** The problem **
Tally the lines that contain the string "data" and state that total without comment.

** Source records **
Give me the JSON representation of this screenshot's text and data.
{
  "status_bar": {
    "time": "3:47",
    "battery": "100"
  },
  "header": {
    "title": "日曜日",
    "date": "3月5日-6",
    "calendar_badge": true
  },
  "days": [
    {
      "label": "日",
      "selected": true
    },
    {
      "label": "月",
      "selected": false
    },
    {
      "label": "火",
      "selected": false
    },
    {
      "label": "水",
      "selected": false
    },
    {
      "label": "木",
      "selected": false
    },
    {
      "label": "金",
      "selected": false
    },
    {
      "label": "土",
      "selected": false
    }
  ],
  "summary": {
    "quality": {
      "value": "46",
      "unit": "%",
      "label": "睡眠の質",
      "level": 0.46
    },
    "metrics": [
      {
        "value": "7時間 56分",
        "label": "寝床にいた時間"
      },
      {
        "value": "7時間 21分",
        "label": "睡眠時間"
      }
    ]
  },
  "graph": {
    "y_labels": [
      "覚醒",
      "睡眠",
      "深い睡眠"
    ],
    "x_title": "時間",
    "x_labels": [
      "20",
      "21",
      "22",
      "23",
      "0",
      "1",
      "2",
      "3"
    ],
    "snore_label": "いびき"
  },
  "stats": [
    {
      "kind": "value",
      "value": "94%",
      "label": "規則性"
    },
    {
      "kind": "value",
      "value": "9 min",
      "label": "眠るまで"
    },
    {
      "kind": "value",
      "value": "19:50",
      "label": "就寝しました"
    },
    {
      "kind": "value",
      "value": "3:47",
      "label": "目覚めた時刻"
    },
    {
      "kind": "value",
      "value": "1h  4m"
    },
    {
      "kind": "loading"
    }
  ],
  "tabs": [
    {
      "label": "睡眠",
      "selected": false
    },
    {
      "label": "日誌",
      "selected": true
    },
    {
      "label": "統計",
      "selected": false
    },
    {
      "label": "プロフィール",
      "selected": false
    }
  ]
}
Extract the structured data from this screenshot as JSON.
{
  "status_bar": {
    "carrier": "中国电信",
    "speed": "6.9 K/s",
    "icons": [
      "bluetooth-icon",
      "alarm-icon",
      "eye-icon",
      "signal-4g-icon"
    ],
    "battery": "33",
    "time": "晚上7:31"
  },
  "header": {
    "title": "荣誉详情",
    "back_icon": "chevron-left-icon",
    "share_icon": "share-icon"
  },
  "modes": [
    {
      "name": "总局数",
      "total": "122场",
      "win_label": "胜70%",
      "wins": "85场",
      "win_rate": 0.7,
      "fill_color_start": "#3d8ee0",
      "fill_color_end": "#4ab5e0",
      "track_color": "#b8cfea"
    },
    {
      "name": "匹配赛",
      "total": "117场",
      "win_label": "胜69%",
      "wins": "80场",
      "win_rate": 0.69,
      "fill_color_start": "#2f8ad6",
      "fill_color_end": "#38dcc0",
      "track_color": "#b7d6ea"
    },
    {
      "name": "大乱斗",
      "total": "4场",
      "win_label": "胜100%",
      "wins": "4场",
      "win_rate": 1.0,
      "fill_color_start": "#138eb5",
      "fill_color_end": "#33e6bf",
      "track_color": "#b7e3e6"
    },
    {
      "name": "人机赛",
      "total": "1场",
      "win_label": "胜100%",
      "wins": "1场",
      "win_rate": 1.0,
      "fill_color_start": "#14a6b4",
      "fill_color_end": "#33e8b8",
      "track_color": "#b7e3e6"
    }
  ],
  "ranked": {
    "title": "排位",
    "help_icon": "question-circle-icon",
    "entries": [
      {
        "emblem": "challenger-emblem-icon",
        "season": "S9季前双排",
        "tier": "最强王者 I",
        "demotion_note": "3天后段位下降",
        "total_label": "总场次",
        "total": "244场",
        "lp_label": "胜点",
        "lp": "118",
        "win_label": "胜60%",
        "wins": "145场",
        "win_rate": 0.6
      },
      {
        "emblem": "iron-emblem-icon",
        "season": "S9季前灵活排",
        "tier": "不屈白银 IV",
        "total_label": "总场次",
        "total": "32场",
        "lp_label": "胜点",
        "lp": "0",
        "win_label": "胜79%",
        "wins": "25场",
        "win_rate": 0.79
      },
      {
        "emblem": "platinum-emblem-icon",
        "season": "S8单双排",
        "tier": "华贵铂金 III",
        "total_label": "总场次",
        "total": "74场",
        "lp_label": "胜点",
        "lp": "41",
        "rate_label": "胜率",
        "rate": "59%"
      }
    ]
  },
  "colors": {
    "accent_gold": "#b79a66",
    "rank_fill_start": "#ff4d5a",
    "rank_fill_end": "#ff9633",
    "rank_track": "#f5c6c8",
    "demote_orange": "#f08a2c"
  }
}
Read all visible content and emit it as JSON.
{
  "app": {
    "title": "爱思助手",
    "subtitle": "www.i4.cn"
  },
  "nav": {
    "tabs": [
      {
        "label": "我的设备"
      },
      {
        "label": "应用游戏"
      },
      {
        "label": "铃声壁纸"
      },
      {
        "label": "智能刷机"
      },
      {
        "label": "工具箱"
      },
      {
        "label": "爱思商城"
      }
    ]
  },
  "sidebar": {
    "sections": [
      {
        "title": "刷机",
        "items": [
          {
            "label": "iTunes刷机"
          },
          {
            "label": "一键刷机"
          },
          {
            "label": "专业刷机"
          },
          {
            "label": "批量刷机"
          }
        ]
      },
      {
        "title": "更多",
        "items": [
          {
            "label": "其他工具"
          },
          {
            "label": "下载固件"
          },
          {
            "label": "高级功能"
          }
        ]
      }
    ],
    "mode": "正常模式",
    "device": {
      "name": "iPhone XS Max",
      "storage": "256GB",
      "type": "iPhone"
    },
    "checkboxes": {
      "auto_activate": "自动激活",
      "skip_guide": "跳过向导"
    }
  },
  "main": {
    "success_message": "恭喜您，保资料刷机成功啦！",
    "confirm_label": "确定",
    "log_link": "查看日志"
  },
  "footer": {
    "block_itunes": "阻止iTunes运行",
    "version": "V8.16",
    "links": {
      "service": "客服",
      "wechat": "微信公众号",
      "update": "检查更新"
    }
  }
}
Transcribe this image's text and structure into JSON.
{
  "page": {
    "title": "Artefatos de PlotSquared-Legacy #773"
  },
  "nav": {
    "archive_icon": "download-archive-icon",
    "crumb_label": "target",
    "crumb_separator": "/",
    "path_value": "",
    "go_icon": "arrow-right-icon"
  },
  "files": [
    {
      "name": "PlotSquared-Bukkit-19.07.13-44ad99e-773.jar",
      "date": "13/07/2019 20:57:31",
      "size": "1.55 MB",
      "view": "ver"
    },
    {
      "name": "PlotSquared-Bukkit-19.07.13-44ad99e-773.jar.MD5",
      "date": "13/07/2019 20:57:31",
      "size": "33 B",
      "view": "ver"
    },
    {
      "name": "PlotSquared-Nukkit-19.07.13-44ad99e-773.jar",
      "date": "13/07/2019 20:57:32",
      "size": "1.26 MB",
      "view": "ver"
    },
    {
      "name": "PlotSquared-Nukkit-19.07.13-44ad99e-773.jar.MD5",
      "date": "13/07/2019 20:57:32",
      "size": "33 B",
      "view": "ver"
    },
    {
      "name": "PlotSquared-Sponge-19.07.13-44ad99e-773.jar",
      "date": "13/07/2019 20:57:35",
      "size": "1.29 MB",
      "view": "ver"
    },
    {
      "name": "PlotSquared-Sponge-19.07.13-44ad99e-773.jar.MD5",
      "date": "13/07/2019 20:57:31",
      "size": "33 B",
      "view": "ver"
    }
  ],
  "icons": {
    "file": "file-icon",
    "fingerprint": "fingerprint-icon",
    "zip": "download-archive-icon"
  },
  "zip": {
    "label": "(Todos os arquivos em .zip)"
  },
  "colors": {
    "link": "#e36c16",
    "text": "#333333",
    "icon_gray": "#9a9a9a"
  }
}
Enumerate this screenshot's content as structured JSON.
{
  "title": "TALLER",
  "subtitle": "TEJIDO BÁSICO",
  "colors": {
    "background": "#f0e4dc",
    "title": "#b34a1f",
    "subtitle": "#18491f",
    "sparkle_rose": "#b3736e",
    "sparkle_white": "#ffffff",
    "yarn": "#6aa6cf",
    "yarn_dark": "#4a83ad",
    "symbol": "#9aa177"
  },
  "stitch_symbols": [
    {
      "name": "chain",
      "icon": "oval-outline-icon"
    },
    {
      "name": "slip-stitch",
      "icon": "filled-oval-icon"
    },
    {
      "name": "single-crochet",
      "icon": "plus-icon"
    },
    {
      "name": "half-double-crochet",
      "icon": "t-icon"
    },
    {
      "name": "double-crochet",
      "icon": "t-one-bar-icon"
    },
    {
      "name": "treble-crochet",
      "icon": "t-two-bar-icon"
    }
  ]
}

** The solution **
2